** Begin Records to process **

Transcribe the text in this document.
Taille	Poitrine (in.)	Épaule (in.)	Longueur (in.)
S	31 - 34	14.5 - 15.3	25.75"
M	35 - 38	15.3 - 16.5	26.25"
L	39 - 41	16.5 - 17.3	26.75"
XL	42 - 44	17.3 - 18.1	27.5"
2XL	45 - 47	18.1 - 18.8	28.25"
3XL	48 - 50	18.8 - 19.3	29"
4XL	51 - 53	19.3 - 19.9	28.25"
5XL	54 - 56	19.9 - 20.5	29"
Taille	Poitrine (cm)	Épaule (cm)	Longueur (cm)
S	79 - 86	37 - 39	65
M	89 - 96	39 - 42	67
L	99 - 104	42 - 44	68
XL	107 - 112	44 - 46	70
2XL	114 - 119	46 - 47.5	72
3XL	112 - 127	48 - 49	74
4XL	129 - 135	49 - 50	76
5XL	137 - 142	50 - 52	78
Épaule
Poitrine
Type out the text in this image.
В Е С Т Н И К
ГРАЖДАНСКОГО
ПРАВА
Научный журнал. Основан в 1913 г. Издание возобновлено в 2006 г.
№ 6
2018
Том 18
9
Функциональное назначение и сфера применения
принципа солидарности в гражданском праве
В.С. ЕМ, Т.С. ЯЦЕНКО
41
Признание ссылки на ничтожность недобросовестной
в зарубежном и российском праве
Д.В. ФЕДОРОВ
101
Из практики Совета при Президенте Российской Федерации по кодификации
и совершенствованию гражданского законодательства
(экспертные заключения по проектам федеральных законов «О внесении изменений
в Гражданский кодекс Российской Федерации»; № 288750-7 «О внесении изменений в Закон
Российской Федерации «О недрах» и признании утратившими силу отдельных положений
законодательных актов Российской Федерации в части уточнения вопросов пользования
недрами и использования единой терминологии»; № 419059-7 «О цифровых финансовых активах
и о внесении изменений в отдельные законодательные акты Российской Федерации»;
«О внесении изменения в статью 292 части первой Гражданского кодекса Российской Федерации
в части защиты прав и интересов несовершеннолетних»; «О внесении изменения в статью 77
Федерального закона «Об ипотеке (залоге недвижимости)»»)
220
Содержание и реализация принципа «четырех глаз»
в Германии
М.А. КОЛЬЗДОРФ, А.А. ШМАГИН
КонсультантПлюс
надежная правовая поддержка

** End Records to process **

- _Instruction_
Restate the data above exactly, keeping each word as it stands.

- _Exercise response_
Transcribe the text in this document.
Taille	Poitrine (in.)	Épaule (in.)	Longueur (in.)
S	31 - 34	14.5 - 15.3	25.75"
M	35 - 38	15.3 - 16.5	26.25"
L	39 - 41	16.5 - 17.3	26.75"
XL	42 - 44	17.3 - 18.1	27.5"
2XL	45 - 47	18.1 - 18.8	28.25"
3XL	48 - 50	18.8 - 19.3	29"
4XL	51 - 53	19.3 - 19.9	28.25"
5XL	54 - 56	19.9 - 20.5	29"
Taille	Poitrine (cm)	Épaule (cm)	Longueur (cm)
S	79 - 86	37 - 39	65
M	89 - 96	39 - 42	67
L	99 - 104	42 - 44	68
XL	107 - 112	44 - 46	70
2XL	114 - 119	46 - 47.5	72
3XL	112 - 127	48 - 49	74
4XL	129 - 135	49 - 50	76
5XL	137 - 142	50 - 52	78
Épaule
Poitrine
Type out the text in this image.
В Е С Т Н И К
ГРАЖДАНСКОГО
ПРАВА
Научный журнал. Основан в 1913 г. Издание возобновлено в 2006 г.
№ 6
2018
Том 18
9
Функциональное назначение и сфера применения
принципа солидарности в гражданском праве
В.С. ЕМ, Т.С. ЯЦЕНКО
41
Признание ссылки на ничтожность недобросовестной
в зарубежном и российском праве
Д.В. ФЕДОРОВ
101
Из практики Совета при Президенте Российской Федерации по кодификации
и совершенствованию гражданского законодательства
(экспертные заключения по проектам федеральных законов «О внесении изменений
в Гражданский кодекс Российской Федерации»; № 288750-7 «О внесении изменений в Закон
Российской Федерации «О недрах» и признании утратившими силу отдельных положений
законодательных актов Российской Федерации в части уточнения вопросов пользования
недрами и использования единой терминологии»; № 419059-7 «О цифровых финансовых активах
и о внесении изменений в отдельные законодательные акты Российской Федерации»;
«О внесении изменения в статью 292 части первой Гражданского кодекса Российской Федерации
в части защиты прав и интересов несовершеннолетних»; «О внесении изменения в статью 77
Федерального закона «Об ипотеке (залоге недвижимости)»»)
220
Содержание и реализация принципа «четырех глаз»
в Германии
М.А. КОЛЬЗДОРФ, А.А. ШМАГИН
КонсультантПлюс
надежная правовая поддержка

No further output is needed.